**Written task**:
Copy each line of the material below that includes the string "color".

**Input rows**:
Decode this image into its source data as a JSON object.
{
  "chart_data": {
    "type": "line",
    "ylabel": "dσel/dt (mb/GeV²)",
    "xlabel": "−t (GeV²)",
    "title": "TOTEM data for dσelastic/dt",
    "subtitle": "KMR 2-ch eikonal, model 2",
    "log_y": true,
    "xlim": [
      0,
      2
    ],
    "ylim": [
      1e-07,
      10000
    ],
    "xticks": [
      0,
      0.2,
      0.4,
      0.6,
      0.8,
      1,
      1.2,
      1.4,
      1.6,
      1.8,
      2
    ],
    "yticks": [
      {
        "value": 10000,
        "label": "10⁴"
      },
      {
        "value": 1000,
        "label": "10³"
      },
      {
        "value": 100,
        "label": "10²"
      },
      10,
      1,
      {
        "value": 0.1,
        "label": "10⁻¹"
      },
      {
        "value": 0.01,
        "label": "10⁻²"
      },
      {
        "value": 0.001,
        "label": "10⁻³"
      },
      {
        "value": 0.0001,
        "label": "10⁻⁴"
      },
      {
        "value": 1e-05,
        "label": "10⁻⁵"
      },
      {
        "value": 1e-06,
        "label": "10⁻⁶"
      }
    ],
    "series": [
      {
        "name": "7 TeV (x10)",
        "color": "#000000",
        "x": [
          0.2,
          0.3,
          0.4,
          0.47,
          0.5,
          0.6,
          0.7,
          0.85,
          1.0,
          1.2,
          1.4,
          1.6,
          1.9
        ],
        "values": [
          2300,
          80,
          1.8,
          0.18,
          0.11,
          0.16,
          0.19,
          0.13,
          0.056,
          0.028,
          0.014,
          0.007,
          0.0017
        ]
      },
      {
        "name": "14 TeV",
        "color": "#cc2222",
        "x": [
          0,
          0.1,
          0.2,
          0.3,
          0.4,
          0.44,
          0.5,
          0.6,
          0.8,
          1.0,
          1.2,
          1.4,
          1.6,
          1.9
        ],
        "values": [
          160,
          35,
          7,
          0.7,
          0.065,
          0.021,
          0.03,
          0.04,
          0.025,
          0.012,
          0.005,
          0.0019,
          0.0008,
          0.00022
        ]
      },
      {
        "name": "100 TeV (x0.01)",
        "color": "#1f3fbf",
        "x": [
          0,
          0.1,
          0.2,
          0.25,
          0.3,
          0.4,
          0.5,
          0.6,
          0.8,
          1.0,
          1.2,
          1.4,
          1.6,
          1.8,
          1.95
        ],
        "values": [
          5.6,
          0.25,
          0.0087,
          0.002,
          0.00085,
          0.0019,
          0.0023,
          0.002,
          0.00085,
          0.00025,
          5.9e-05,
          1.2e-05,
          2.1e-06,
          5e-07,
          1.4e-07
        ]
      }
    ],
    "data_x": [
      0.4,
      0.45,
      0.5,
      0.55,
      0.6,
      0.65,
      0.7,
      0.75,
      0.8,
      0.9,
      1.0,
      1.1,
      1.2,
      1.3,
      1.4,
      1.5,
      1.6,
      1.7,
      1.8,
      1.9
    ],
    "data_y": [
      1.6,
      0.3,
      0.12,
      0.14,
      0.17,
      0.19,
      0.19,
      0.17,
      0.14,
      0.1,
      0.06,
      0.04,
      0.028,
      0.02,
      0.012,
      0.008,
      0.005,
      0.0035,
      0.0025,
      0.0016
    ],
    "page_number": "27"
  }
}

**Right answer**:
        "color": "#000000",
        "color": "#cc2222",
        "color": "#1f3fbf",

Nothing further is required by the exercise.